▶ _WORK INSTRUCTIONS_
Whenever a line below holds the word "JSON", copy that line.

::: DATA EXCERPTS

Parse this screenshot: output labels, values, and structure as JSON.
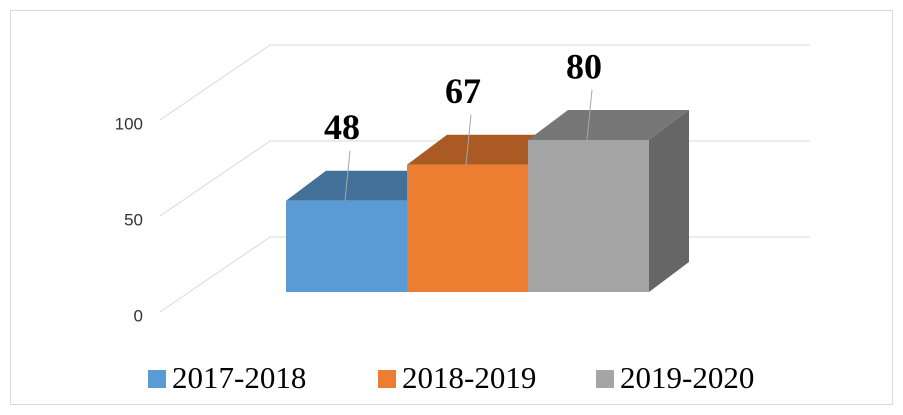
{
  "chart_data": {
    "type": "bar3d",
    "series": [
      {
        "name": "2017-2018",
        "color": "#5b9bd5",
        "values": [
          48
        ]
      },
      {
        "name": "2018-2019",
        "color": "#ed7d31",
        "values": [
          67
        ]
      },
      {
        "name": "2019-2020",
        "color": "#a5a5a5",
        "values": [
          80
        ]
      }
    ],
    "ylim": [
      0,
      100
    ],
    "yticks": [
      0,
      50,
      100
    ],
    "grid": true,
    "legend": "bottom"
  }
}
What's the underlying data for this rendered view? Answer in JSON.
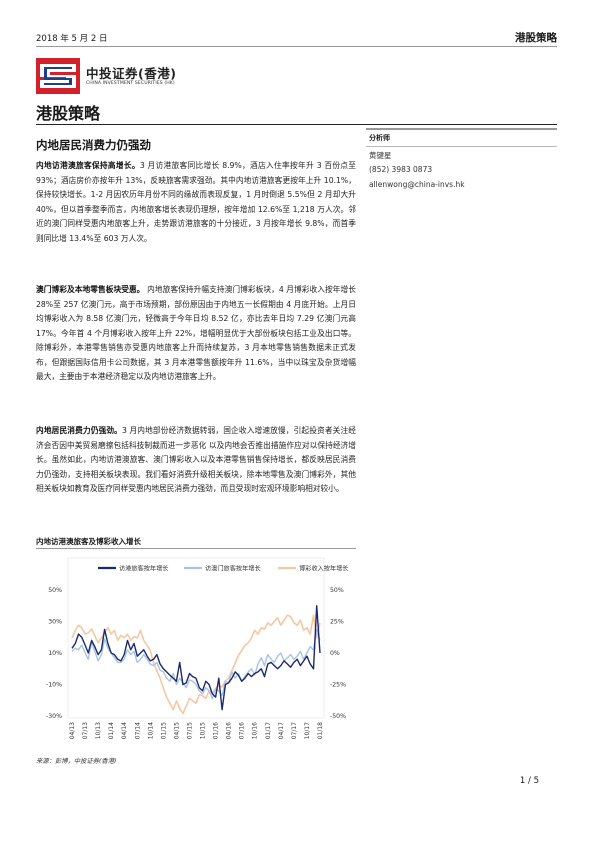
{
  "header": {
    "date": "2018 年 5 月 2 日",
    "report_type": "港股策略"
  },
  "logo": {
    "cn": "中投证券(香港)",
    "en": "CHINA INVESTMENT SECURITIES (HK)"
  },
  "page_title": "港股策略",
  "article_title": "内地居民消费力仍强劲",
  "sidebar": {
    "heading": "分析师",
    "name": "黄键星",
    "phone": "(852) 3983 0873",
    "email": "allenwong@china-invs.hk"
  },
  "paragraphs": [
    {
      "lead": "内地访港澳旅客保持高增长。",
      "text": "3 月访港旅客同比增长 8.9%，酒店入住率按年升 3 百份点至 93%；酒店房价亦按年升 13%，反映旅客需求强劲。其中内地访港旅客更按年上升 10.1%，保持较快增长。1-2 月因农历年月份不同的缘故而表现反复，1 月时倒退 5.5%但 2 月却大升 40%，但以首季整季而言，内地旅客增长表现仍理想，按年增加 12.6%至 1,218 万人次。邻近的澳门同样受惠内地旅客上升，走势跟访港旅客的十分接近，3 月按年增长 9.8%，而首季则同比增 13.4%至 603 万人次。"
    },
    {
      "lead": "澳门博彩及本地零售板块受惠。",
      "text": " 内地旅客保持升幅支持澳门博彩板块，4 月博彩收入按年增长 28%至 257 亿澳门元，高于市场预期，部份原因由于内地五一长假期由 4 月底开始。上月日均博彩收入为 8.58 亿澳门元，轻微高于今年日均 8.52 亿，亦比去年日均 7.29 亿澳门元高 17%。今年首 4 个月博彩收入按年上升 22%，增幅明显优于大部份板块包括工业及出口等。除博彩外，本港零售销售亦受惠内地旅客上升而持续复苏，3 月本地零售销售数据未正式发布，但跟据国际信用卡公司数据，其 3 月本港零售额按年升 11.6%，当中以珠宝及杂货增幅最大，主要由于本港经济稳定以及内地访港旅客上升。"
    },
    {
      "lead": "内地居民消费力仍强劲。",
      "text": "3 月内地部份经济数据转弱，国企收入增速放慢，引起投资者关注经济会否因中美贸易磨擦包括科技制裁而进一步恶化 以及内地会否推出措施作应对以保持经济增长。虽然如此，内地访港澳旅客、澳门博彩收入以及本港零售销售保持增长，都反映居民消费力仍强劲，支持相关板块表现。我们看好消费升级相关板块，除本地零售及澳门博彩外，其他相关板块如教育及医疗同样受惠内地居民消费力强劲，而且受现时宏观环境影响相对较小。"
    }
  ],
  "chart_title": "内地访港澳旅客及博彩收入增长",
  "source": "来源：彭博，中投证券(香港)",
  "page_number": "1 / 5",
  "colors": {
    "hk": "#1a2a6c",
    "macau": "#a9c4e3",
    "gaming": "#f6c7a4",
    "logo_red": "#d4202b",
    "logo_blue": "#1f3e8c"
  },
  "chart_data": {
    "type": "line",
    "title": "内地访港澳旅客及博彩收入增长",
    "x_ticks": [
      "04/13",
      "07/13",
      "10/13",
      "01/14",
      "04/14",
      "07/14",
      "10/14",
      "01/15",
      "04/15",
      "07/15",
      "10/15",
      "01/16",
      "04/16",
      "07/16",
      "10/16",
      "01/17",
      "04/17",
      "07/17",
      "10/17",
      "01/18"
    ],
    "left_axis": {
      "ticks": [
        "50%",
        "30%",
        "10%",
        "-10%",
        "-30%"
      ],
      "ylim": [
        -30,
        50
      ]
    },
    "right_axis": {
      "ticks": [
        "50%",
        "25%",
        "0%",
        "-25%",
        "-50%"
      ],
      "ylim": [
        -50,
        50
      ]
    },
    "x_start": "2013-04",
    "x_end": "2018-04",
    "series": [
      {
        "name": "访港旅客按年增长",
        "axis": "left",
        "values": [
          13,
          16,
          22,
          20,
          15,
          10,
          18,
          14,
          9,
          12,
          25,
          16,
          10,
          9,
          6,
          5,
          9,
          18,
          12,
          16,
          8,
          10,
          12,
          8,
          5,
          6,
          9,
          3,
          0,
          -2,
          -4,
          -6,
          -8,
          4,
          -10,
          -9,
          -3,
          -5,
          -6,
          -12,
          -14,
          -8,
          -10,
          -16,
          -18,
          -6,
          -26,
          -10,
          -9,
          -6,
          -2,
          -4,
          -8,
          -6,
          -3,
          -5,
          -3,
          -2,
          0,
          -5,
          3,
          4,
          2,
          0,
          2,
          5,
          3,
          1,
          4,
          6,
          2,
          5,
          8,
          3,
          0,
          40,
          10
        ]
      },
      {
        "name": "访澳门旅客按年增长",
        "axis": "left",
        "values": [
          11,
          13,
          12,
          15,
          10,
          6,
          17,
          11,
          5,
          9,
          19,
          13,
          10,
          7,
          4,
          4,
          6,
          12,
          9,
          11,
          4,
          6,
          9,
          6,
          3,
          2,
          4,
          -1,
          -2,
          -6,
          -8,
          -3,
          -10,
          -6,
          -9,
          -12,
          -7,
          -8,
          -10,
          -14,
          -16,
          -12,
          -14,
          -19,
          -13,
          -14,
          -17,
          -8,
          -9,
          -2,
          -6,
          -3,
          -8,
          -5,
          -2,
          0,
          -4,
          3,
          7,
          2,
          9,
          6,
          4,
          8,
          10,
          5,
          7,
          9,
          6,
          8,
          11,
          6,
          10,
          14,
          12,
          25,
          18
        ]
      },
      {
        "name": "博彩收入按年增长",
        "axis": "right",
        "values": [
          12,
          18,
          22,
          20,
          15,
          16,
          19,
          14,
          8,
          12,
          16,
          20,
          15,
          18,
          10,
          14,
          12,
          15,
          10,
          13,
          12,
          18,
          10,
          6,
          2,
          -8,
          -14,
          -20,
          -28,
          -35,
          -40,
          -45,
          -38,
          -44,
          -48,
          -42,
          -36,
          -38,
          -40,
          -33,
          -34,
          -36,
          -30,
          -32,
          -28,
          -26,
          -27,
          -22,
          -20,
          -14,
          -8,
          -2,
          2,
          6,
          8,
          12,
          18,
          15,
          20,
          19,
          24,
          22,
          25,
          28,
          22,
          26,
          30,
          29,
          24,
          22,
          26,
          18,
          20,
          15,
          30,
          12,
          24
        ]
      }
    ]
  }
}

::::::

▶ _ANSWER TO THE EXERCISE_
Parse this screenshot: output labels, values, and structure as JSON.
What's the underlying data for this rendered view? Answer in JSON.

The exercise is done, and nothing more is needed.